[Start of Excerpted data]
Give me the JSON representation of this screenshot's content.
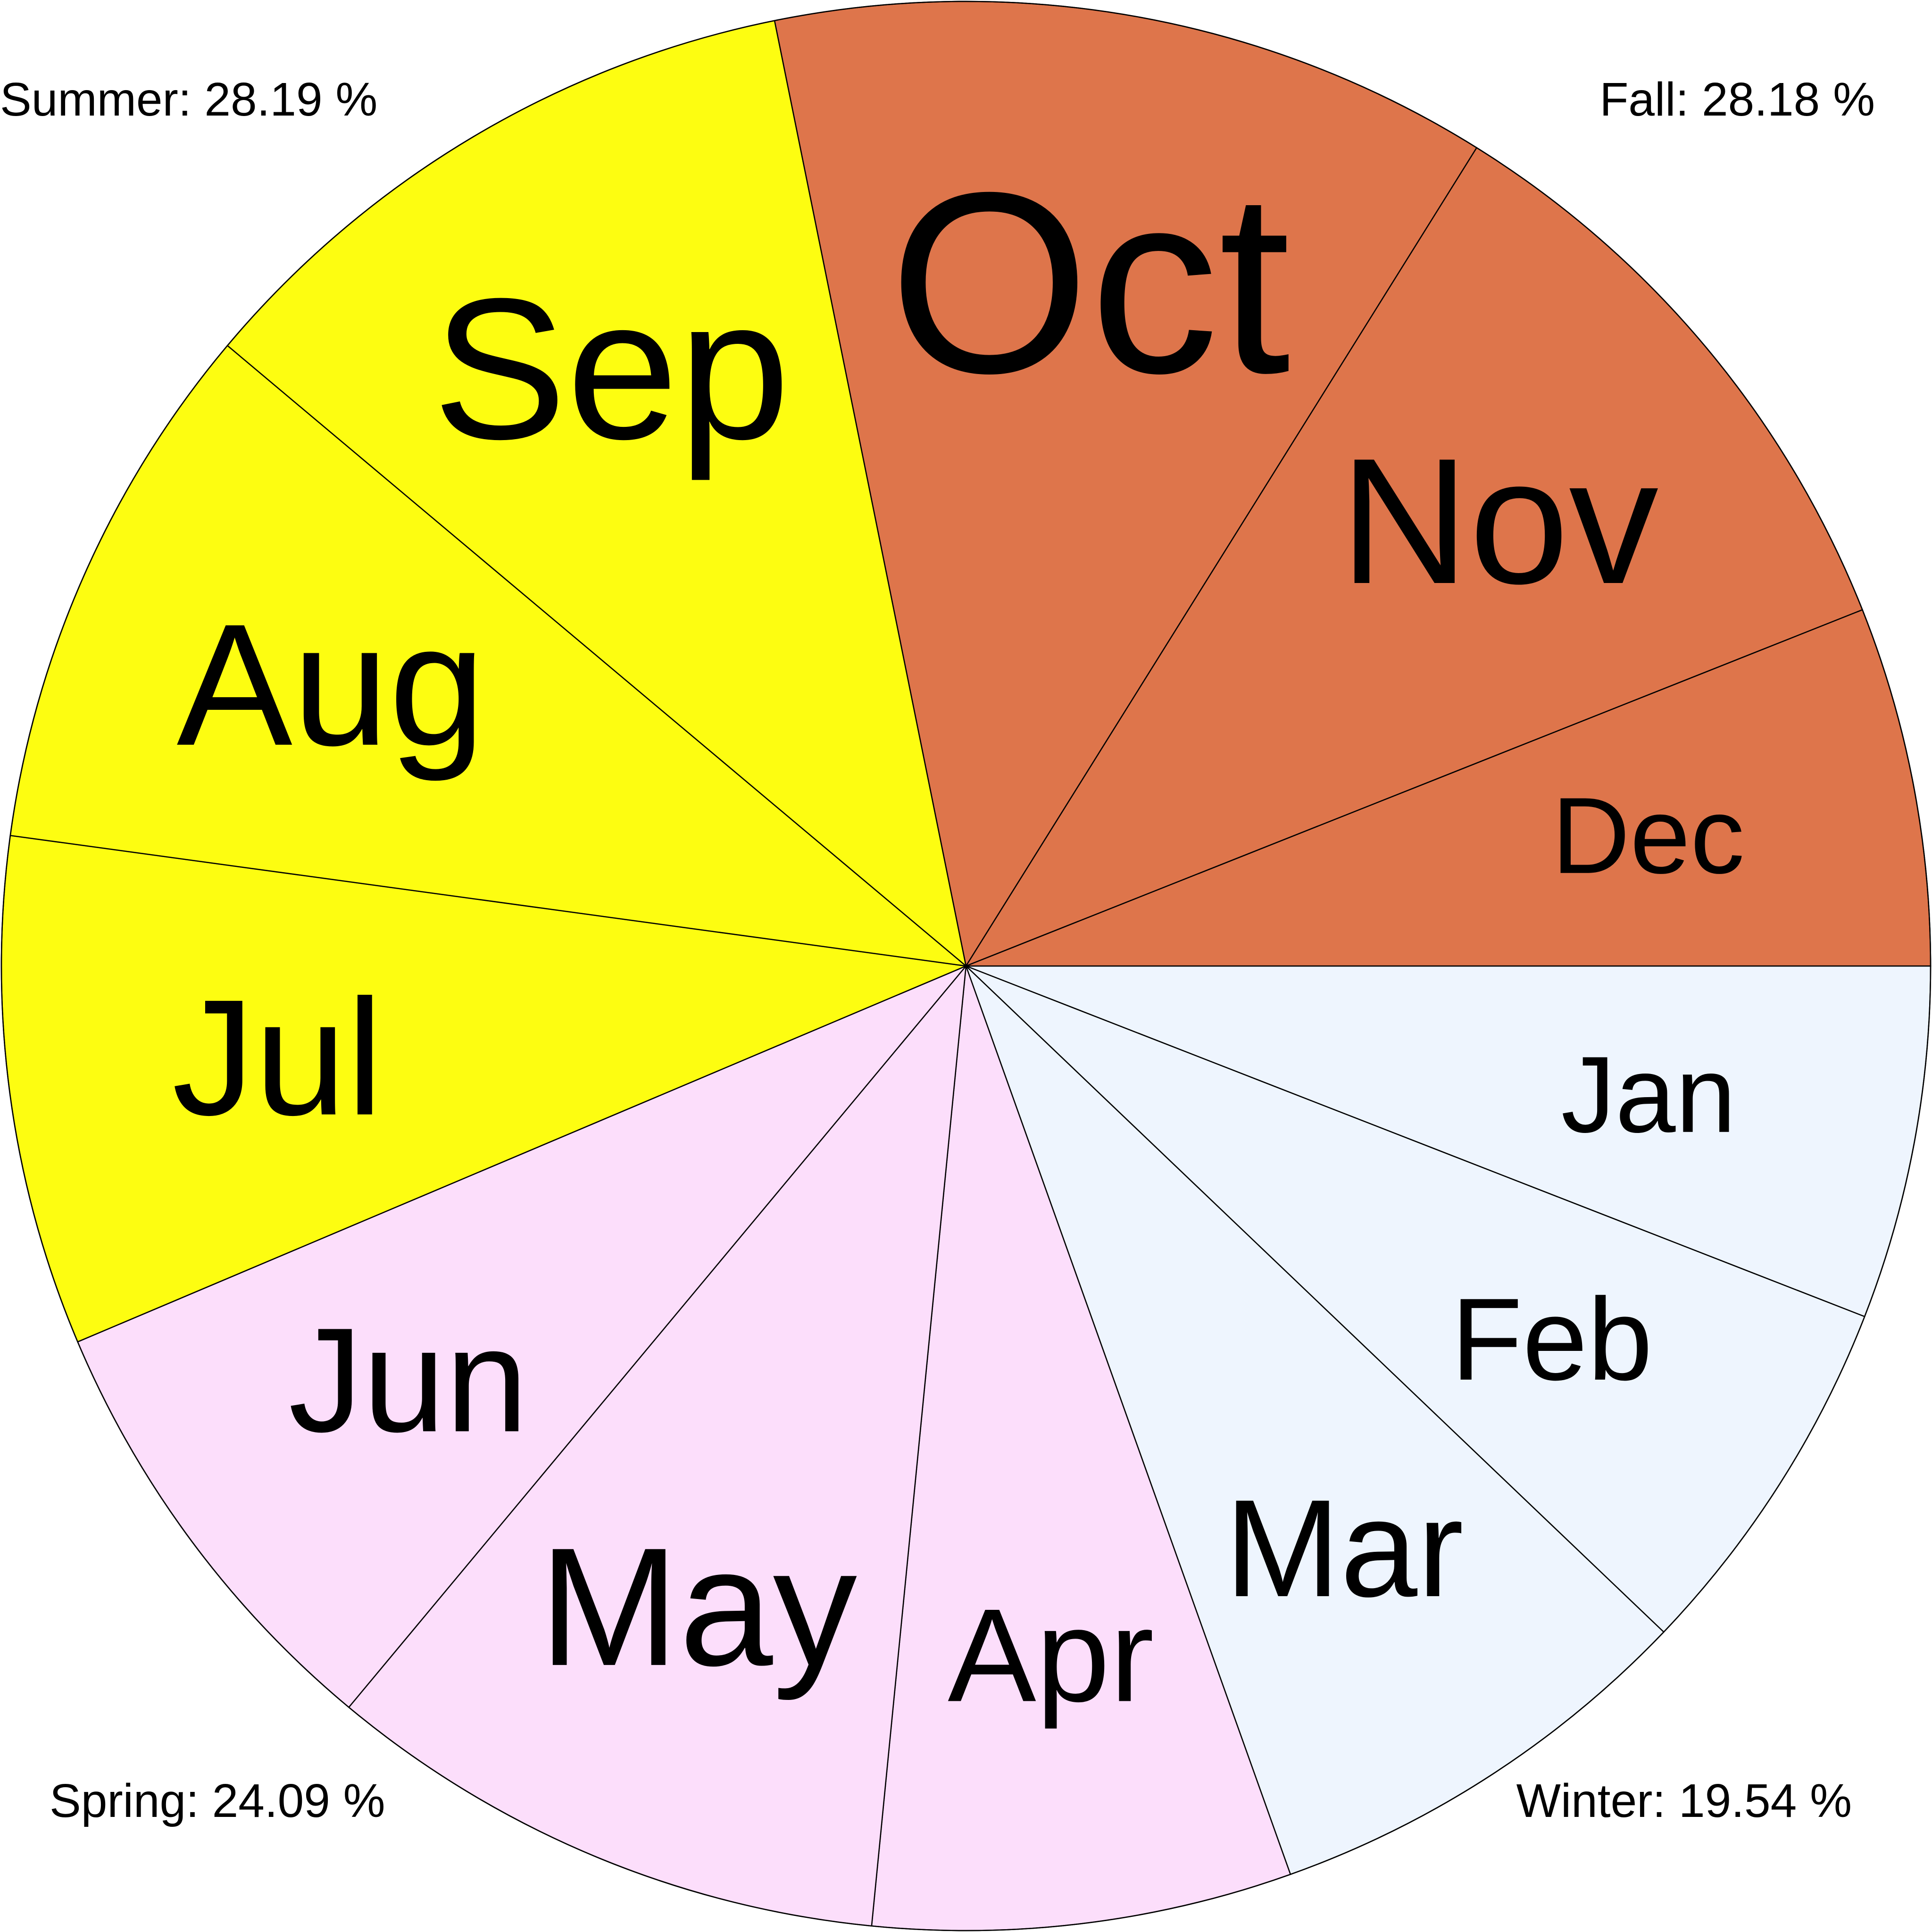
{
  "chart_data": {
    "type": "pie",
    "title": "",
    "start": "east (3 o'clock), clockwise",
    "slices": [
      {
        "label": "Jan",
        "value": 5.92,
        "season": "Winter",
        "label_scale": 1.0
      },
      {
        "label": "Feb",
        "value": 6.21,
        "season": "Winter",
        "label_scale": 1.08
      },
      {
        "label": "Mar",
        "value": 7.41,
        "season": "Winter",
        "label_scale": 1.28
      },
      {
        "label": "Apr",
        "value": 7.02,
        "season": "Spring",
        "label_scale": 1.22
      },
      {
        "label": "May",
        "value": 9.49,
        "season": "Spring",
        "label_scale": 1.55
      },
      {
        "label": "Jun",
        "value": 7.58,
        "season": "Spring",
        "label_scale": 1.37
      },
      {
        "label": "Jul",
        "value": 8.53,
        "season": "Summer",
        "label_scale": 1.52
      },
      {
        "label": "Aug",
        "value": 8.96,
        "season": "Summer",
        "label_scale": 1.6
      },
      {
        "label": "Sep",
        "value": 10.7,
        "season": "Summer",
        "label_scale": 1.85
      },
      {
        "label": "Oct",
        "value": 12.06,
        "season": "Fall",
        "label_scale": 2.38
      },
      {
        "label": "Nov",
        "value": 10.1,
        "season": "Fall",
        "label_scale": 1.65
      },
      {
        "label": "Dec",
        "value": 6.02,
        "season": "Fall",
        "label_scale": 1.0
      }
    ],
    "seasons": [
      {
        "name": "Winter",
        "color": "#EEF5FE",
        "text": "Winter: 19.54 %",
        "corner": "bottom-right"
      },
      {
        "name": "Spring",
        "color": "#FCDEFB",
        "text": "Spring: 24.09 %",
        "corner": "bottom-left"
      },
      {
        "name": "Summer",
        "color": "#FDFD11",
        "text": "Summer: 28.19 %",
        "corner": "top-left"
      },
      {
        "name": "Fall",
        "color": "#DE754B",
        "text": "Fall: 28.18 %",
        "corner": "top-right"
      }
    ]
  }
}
[End of Excerpted data]
[Start of Excerpted data]
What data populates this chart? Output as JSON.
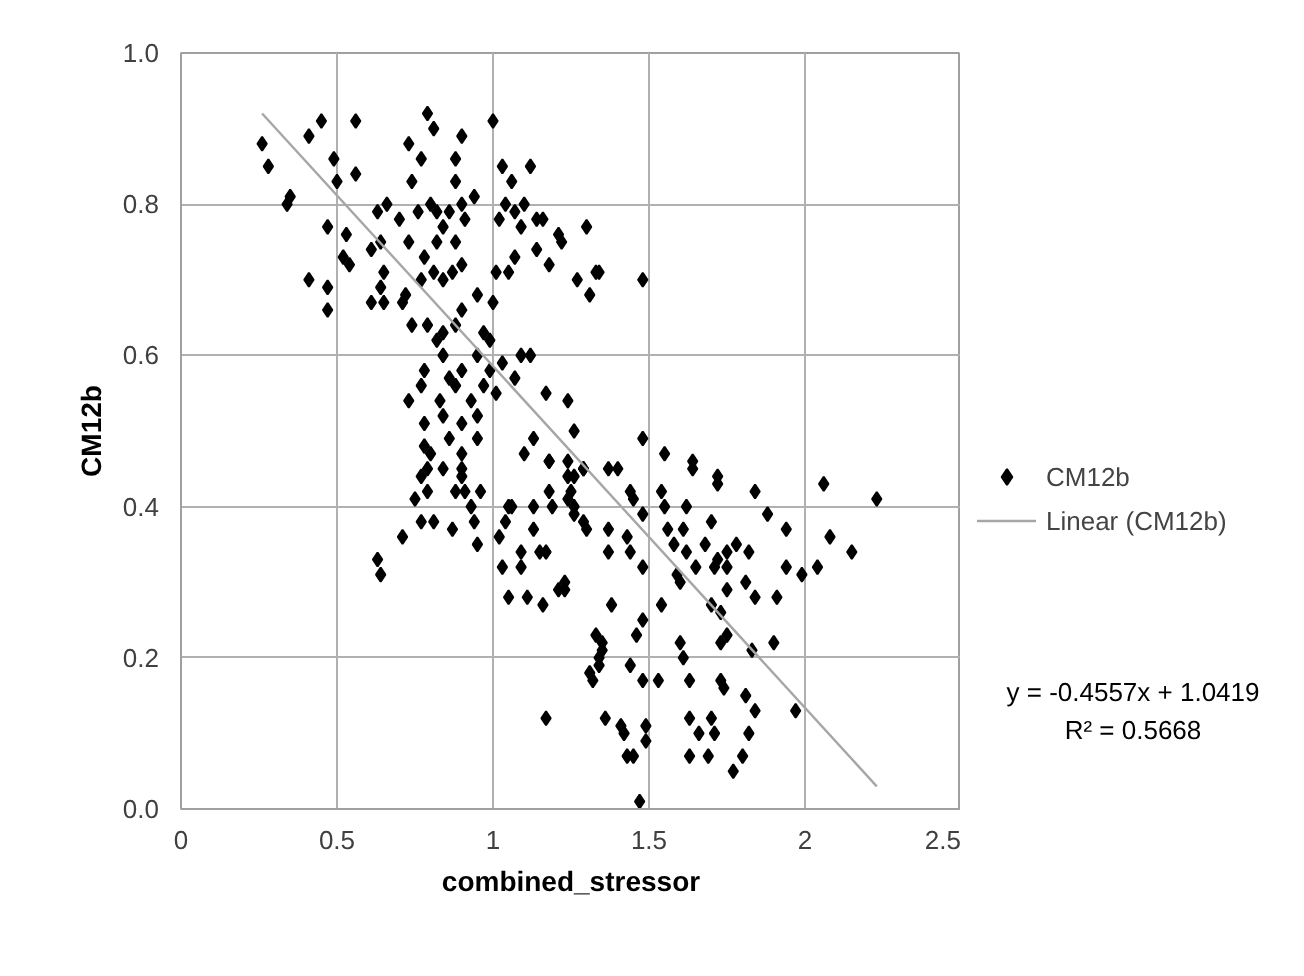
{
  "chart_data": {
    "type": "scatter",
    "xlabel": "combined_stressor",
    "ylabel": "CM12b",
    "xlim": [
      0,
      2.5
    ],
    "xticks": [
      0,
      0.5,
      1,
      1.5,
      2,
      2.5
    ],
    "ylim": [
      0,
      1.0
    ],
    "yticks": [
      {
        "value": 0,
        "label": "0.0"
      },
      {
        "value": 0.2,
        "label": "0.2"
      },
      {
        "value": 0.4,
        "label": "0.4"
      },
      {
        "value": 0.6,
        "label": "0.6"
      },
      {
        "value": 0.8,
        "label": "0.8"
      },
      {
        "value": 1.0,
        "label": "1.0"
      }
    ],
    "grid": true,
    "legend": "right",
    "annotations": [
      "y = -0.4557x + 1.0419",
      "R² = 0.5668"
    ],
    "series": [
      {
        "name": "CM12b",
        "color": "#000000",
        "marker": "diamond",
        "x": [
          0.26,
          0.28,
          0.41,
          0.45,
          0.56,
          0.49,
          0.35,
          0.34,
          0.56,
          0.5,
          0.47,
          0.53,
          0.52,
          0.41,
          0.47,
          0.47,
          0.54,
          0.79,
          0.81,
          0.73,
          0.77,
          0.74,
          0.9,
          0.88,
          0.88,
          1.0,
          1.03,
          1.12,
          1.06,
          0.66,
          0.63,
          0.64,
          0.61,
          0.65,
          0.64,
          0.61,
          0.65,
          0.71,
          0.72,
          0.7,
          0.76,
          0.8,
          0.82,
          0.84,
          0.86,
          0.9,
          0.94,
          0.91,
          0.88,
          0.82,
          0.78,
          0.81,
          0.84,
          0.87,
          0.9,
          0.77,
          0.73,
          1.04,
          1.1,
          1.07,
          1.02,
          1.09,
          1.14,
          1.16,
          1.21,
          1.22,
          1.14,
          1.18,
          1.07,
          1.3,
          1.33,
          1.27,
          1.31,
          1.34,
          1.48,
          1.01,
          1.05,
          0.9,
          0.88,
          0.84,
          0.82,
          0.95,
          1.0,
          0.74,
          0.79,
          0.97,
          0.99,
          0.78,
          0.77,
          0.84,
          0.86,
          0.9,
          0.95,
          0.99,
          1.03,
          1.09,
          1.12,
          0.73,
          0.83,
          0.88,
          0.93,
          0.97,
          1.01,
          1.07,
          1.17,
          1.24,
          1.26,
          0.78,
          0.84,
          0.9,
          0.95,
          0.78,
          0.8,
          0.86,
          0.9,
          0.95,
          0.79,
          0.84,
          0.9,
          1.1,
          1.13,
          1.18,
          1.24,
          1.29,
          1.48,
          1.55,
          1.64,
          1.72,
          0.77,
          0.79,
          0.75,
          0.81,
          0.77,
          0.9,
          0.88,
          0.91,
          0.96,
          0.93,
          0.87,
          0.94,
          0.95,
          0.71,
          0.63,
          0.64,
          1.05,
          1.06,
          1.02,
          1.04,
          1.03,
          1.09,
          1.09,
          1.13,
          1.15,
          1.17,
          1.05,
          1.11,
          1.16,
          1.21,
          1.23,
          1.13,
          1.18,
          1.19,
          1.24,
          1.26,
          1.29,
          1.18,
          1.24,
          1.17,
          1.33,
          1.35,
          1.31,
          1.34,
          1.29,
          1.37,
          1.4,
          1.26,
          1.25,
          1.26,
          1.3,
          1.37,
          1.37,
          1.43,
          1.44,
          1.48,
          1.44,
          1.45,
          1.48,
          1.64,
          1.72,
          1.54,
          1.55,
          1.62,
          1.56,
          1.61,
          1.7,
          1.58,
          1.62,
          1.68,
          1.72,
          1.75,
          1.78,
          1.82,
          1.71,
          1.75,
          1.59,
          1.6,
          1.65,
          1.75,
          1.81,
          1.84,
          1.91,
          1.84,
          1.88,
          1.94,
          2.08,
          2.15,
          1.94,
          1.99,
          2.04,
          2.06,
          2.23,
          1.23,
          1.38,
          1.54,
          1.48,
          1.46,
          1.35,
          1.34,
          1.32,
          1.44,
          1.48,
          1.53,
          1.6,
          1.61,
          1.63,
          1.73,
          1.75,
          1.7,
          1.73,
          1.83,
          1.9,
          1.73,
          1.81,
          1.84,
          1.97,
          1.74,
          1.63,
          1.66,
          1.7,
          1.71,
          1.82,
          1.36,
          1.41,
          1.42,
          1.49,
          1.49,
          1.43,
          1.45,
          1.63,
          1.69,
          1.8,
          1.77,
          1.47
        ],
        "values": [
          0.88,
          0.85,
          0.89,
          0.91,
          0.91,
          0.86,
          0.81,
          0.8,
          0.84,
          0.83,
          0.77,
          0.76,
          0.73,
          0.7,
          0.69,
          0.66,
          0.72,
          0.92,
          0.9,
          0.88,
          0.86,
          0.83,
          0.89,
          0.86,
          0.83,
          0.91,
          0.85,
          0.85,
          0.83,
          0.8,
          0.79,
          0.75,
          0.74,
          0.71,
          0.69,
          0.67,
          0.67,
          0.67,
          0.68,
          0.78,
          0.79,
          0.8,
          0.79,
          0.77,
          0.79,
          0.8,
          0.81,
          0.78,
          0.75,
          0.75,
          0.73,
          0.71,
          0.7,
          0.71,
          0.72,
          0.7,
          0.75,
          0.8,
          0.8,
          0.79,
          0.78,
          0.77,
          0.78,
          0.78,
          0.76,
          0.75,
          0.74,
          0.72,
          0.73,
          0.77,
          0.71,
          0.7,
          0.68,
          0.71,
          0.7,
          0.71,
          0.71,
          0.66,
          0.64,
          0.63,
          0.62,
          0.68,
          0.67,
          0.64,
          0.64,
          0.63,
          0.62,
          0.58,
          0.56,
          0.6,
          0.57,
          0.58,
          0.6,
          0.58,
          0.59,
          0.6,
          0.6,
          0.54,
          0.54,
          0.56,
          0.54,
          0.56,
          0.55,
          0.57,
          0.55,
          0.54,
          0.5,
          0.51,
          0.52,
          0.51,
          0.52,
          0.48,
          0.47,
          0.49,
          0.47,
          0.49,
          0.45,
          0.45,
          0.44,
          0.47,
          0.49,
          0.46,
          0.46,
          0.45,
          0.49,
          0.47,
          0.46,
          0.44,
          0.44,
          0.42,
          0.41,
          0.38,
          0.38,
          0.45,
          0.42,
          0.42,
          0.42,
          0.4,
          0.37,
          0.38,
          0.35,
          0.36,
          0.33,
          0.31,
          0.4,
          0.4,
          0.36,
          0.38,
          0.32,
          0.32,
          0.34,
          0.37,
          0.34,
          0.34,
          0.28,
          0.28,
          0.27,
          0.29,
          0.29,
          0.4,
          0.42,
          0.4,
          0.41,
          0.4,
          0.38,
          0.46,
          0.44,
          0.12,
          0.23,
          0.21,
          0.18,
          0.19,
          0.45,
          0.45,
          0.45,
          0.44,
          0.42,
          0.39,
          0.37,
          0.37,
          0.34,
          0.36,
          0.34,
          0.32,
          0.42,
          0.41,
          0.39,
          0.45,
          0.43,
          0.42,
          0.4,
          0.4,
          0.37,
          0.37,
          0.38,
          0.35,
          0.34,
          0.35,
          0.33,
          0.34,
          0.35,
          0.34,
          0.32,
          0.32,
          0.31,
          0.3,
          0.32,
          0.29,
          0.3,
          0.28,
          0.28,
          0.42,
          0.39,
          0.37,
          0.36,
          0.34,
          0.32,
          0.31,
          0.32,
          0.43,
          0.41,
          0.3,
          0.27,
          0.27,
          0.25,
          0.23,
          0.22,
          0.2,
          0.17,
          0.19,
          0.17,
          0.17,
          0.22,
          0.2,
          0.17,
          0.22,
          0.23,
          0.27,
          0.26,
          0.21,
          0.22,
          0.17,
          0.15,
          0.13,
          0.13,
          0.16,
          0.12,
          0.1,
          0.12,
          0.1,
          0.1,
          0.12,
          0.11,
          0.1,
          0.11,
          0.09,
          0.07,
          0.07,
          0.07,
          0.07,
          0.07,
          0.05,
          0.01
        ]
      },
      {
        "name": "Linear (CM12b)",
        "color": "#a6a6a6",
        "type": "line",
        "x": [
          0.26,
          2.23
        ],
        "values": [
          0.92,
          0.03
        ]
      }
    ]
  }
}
[End of Excerpted data]
The request: Every line that holds the word "text" counts once; state the total number of such lines and nothing else.

Exercise answer: 4